**TASK REQUIREMENTS:** Copy out all the data, word for word.

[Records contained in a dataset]
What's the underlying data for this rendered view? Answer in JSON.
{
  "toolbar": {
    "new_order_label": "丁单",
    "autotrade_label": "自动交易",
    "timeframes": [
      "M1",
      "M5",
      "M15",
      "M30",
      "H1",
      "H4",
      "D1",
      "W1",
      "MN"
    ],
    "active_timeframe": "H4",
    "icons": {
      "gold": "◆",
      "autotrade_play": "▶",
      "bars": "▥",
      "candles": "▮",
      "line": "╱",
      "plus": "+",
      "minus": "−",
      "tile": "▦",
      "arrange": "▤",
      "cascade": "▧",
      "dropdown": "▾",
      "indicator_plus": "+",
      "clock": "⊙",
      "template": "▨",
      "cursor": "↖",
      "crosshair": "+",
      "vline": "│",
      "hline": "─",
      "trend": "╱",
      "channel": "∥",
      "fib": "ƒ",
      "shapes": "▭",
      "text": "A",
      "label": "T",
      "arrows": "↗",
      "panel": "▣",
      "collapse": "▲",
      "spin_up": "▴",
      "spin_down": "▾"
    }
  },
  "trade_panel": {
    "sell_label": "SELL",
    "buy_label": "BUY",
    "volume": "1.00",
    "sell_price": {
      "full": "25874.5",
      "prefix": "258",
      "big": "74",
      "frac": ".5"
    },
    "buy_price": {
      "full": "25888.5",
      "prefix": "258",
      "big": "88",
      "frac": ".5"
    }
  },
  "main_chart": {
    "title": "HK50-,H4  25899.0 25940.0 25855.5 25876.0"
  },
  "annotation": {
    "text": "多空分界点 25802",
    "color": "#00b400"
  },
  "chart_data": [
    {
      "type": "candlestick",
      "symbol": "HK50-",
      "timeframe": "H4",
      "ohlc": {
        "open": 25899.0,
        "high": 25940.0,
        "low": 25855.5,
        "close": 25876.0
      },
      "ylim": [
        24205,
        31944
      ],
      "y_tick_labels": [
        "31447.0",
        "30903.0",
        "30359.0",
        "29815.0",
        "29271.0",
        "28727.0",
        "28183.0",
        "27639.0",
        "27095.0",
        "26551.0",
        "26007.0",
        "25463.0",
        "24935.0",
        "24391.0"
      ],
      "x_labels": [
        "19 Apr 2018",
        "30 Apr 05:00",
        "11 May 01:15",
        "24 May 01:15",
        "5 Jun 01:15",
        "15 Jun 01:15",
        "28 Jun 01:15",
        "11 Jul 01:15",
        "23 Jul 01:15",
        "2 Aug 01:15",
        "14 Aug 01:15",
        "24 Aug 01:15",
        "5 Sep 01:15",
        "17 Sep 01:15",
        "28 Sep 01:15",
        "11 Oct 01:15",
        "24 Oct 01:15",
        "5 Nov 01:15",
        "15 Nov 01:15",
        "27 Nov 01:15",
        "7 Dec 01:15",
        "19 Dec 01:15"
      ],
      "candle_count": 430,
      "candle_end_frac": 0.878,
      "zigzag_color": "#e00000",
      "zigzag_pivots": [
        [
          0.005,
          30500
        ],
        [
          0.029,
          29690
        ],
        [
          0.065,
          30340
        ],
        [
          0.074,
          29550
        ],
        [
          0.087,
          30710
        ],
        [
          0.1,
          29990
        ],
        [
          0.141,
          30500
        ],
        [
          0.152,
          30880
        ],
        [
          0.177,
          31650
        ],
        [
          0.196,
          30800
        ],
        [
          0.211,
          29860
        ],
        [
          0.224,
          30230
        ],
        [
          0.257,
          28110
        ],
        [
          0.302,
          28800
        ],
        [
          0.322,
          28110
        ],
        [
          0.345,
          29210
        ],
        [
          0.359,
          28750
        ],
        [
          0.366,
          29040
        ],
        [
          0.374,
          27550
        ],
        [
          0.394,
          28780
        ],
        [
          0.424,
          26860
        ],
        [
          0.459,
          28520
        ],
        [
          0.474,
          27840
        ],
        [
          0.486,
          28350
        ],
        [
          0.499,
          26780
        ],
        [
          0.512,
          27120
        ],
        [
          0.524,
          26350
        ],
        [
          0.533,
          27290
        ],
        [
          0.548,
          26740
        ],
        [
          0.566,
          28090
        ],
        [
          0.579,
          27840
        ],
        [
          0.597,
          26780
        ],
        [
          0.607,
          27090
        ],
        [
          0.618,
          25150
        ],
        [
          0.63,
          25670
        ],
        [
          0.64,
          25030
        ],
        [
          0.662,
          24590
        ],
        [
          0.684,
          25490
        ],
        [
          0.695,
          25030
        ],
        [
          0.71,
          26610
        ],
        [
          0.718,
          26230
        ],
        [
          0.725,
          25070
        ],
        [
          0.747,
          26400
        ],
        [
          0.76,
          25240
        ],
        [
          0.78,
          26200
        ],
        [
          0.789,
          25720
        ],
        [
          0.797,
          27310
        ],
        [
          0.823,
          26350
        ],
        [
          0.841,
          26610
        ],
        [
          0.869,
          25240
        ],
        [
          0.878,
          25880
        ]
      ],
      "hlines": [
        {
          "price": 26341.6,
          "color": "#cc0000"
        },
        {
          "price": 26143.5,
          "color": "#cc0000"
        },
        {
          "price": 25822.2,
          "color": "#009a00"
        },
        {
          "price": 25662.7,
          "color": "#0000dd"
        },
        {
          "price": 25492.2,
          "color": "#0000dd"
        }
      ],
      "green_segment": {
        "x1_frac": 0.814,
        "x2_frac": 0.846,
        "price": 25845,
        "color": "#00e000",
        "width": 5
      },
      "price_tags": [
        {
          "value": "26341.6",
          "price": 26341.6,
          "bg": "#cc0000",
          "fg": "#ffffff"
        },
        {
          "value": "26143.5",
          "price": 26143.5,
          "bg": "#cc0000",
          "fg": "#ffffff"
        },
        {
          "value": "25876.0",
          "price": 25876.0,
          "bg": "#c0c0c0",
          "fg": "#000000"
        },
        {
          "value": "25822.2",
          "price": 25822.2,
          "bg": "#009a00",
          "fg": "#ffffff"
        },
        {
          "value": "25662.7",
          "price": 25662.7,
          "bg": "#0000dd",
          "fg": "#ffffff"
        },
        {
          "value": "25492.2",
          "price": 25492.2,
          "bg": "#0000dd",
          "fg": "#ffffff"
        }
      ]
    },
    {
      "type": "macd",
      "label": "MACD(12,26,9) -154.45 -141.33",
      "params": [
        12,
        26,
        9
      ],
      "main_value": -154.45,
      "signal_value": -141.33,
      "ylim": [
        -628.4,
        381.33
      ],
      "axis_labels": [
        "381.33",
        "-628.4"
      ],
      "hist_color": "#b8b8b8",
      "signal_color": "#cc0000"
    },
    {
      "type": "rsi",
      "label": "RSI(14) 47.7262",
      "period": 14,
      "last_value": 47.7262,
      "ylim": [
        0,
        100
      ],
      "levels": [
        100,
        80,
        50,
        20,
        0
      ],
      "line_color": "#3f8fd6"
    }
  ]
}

**EXERCISE RESULT:**
What's the underlying data for this rendered view? Answer in JSON.
{
  "toolbar": {
    "new_order_label": "丁单",
    "autotrade_label": "自动交易",
    "timeframes": [
      "M1",
      "M5",
      "M15",
      "M30",
      "H1",
      "H4",
      "D1",
      "W1",
      "MN"
    ],
    "active_timeframe": "H4",
    "icons": {
      "gold": "◆",
      "autotrade_play": "▶",
      "bars": "▥",
      "candles": "▮",
      "line": "╱",
      "plus": "+",
      "minus": "−",
      "tile": "▦",
      "arrange": "▤",
      "cascade": "▧",
      "dropdown": "▾",
      "indicator_plus": "+",
      "clock": "⊙",
      "template": "▨",
      "cursor": "↖",
      "crosshair": "+",
      "vline": "│",
      "hline": "─",
      "trend": "╱",
      "channel": "∥",
      "fib": "ƒ",
      "shapes": "▭",
      "text": "A",
      "label": "T",
      "arrows": "↗",
      "panel": "▣",
      "collapse": "▲",
      "spin_up": "▴",
      "spin_down": "▾"
    }
  },
  "trade_panel": {
    "sell_label": "SELL",
    "buy_label": "BUY",
    "volume": "1.00",
    "sell_price": {
      "full": "25874.5",
      "prefix": "258",
      "big": "74",
      "frac": ".5"
    },
    "buy_price": {
      "full": "25888.5",
      "prefix": "258",
      "big": "88",
      "frac": ".5"
    }
  },
  "main_chart": {
    "title": "HK50-,H4  25899.0 25940.0 25855.5 25876.0"
  },
  "annotation": {
    "text": "多空分界点 25802",
    "color": "#00b400"
  },
  "chart_data": [
    {
      "type": "candlestick",
      "symbol": "HK50-",
      "timeframe": "H4",
      "ohlc": {
        "open": 25899.0,
        "high": 25940.0,
        "low": 25855.5,
        "close": 25876.0
      },
      "ylim": [
        24205,
        31944
      ],
      "y_tick_labels": [
        "31447.0",
        "30903.0",
        "30359.0",
        "29815.0",
        "29271.0",
        "28727.0",
        "28183.0",
        "27639.0",
        "27095.0",
        "26551.0",
        "26007.0",
        "25463.0",
        "24935.0",
        "24391.0"
      ],
      "x_labels": [
        "19 Apr 2018",
        "30 Apr 05:00",
        "11 May 01:15",
        "24 May 01:15",
        "5 Jun 01:15",
        "15 Jun 01:15",
        "28 Jun 01:15",
        "11 Jul 01:15",
        "23 Jul 01:15",
        "2 Aug 01:15",
        "14 Aug 01:15",
        "24 Aug 01:15",
        "5 Sep 01:15",
        "17 Sep 01:15",
        "28 Sep 01:15",
        "11 Oct 01:15",
        "24 Oct 01:15",
        "5 Nov 01:15",
        "15 Nov 01:15",
        "27 Nov 01:15",
        "7 Dec 01:15",
        "19 Dec 01:15"
      ],
      "candle_count": 430,
      "candle_end_frac": 0.878,
      "zigzag_color": "#e00000",
      "zigzag_pivots": [
        [
          0.005,
          30500
        ],
        [
          0.029,
          29690
        ],
        [
          0.065,
          30340
        ],
        [
          0.074,
          29550
        ],
        [
          0.087,
          30710
        ],
        [
          0.1,
          29990
        ],
        [
          0.141,
          30500
        ],
        [
          0.152,
          30880
        ],
        [
          0.177,
          31650
        ],
        [
          0.196,
          30800
        ],
        [
          0.211,
          29860
        ],
        [
          0.224,
          30230
        ],
        [
          0.257,
          28110
        ],
        [
          0.302,
          28800
        ],
        [
          0.322,
          28110
        ],
        [
          0.345,
          29210
        ],
        [
          0.359,
          28750
        ],
        [
          0.366,
          29040
        ],
        [
          0.374,
          27550
        ],
        [
          0.394,
          28780
        ],
        [
          0.424,
          26860
        ],
        [
          0.459,
          28520
        ],
        [
          0.474,
          27840
        ],
        [
          0.486,
          28350
        ],
        [
          0.499,
          26780
        ],
        [
          0.512,
          27120
        ],
        [
          0.524,
          26350
        ],
        [
          0.533,
          27290
        ],
        [
          0.548,
          26740
        ],
        [
          0.566,
          28090
        ],
        [
          0.579,
          27840
        ],
        [
          0.597,
          26780
        ],
        [
          0.607,
          27090
        ],
        [
          0.618,
          25150
        ],
        [
          0.63,
          25670
        ],
        [
          0.64,
          25030
        ],
        [
          0.662,
          24590
        ],
        [
          0.684,
          25490
        ],
        [
          0.695,
          25030
        ],
        [
          0.71,
          26610
        ],
        [
          0.718,
          26230
        ],
        [
          0.725,
          25070
        ],
        [
          0.747,
          26400
        ],
        [
          0.76,
          25240
        ],
        [
          0.78,
          26200
        ],
        [
          0.789,
          25720
        ],
        [
          0.797,
          27310
        ],
        [
          0.823,
          26350
        ],
        [
          0.841,
          26610
        ],
        [
          0.869,
          25240
        ],
        [
          0.878,
          25880
        ]
      ],
      "hlines": [
        {
          "price": 26341.6,
          "color": "#cc0000"
        },
        {
          "price": 26143.5,
          "color": "#cc0000"
        },
        {
          "price": 25822.2,
          "color": "#009a00"
        },
        {
          "price": 25662.7,
          "color": "#0000dd"
        },
        {
          "price": 25492.2,
          "color": "#0000dd"
        }
      ],
      "green_segment": {
        "x1_frac": 0.814,
        "x2_frac": 0.846,
        "price": 25845,
        "color": "#00e000",
        "width": 5
      },
      "price_tags": [
        {
          "value": "26341.6",
          "price": 26341.6,
          "bg": "#cc0000",
          "fg": "#ffffff"
        },
        {
          "value": "26143.5",
          "price": 26143.5,
          "bg": "#cc0000",
          "fg": "#ffffff"
        },
        {
          "value": "25876.0",
          "price": 25876.0,
          "bg": "#c0c0c0",
          "fg": "#000000"
        },
        {
          "value": "25822.2",
          "price": 25822.2,
          "bg": "#009a00",
          "fg": "#ffffff"
        },
        {
          "value": "25662.7",
          "price": 25662.7,
          "bg": "#0000dd",
          "fg": "#ffffff"
        },
        {
          "value": "25492.2",
          "price": 25492.2,
          "bg": "#0000dd",
          "fg": "#ffffff"
        }
      ]
    },
    {
      "type": "macd",
      "label": "MACD(12,26,9) -154.45 -141.33",
      "params": [
        12,
        26,
        9
      ],
      "main_value": -154.45,
      "signal_value": -141.33,
      "ylim": [
        -628.4,
        381.33
      ],
      "axis_labels": [
        "381.33",
        "-628.4"
      ],
      "hist_color": "#b8b8b8",
      "signal_color": "#cc0000"
    },
    {
      "type": "rsi",
      "label": "RSI(14) 47.7262",
      "period": 14,
      "last_value": 47.7262,
      "ylim": [
        0,
        100
      ],
      "levels": [
        100,
        80,
        50,
        20,
        0
      ],
      "line_color": "#3f8fd6"
    }
  ]
}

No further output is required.